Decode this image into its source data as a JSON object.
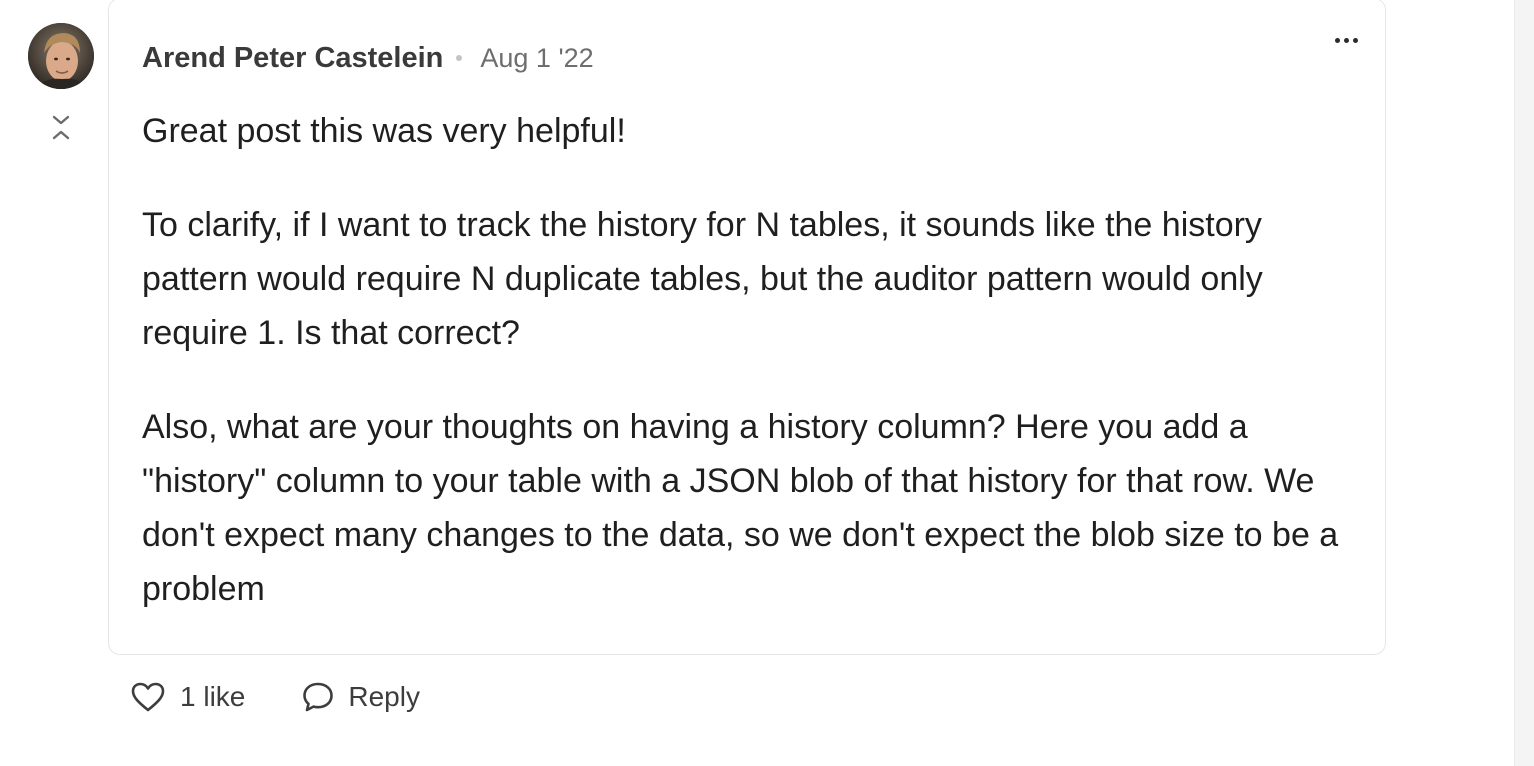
{
  "comment": {
    "author": "Arend Peter Castelein",
    "date": "Aug 1 '22",
    "paragraphs": [
      "Great post this was very helpful!",
      "To clarify, if I want to track the history for N tables, it sounds like the history pattern would require N duplicate tables, but the auditor pattern would only require 1. Is that correct?",
      "Also, what are your thoughts on having a history column? Here you add a \"history\" column to your table with a JSON blob of that history for that row. We don't expect many changes to the data, so we don't expect the blob size to be a problem"
    ]
  },
  "actions": {
    "like_label": "1 like",
    "reply_label": "Reply"
  },
  "icons": {
    "avatar": "avatar-photo",
    "collapse": "collapse-chevrons-icon",
    "more": "more-options-icon",
    "like": "heart-icon",
    "reply": "speech-bubble-icon"
  }
}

* * * * * * * * *

Of the lines above, how many contain the string "data"? Only the number is required.

## Solution below
2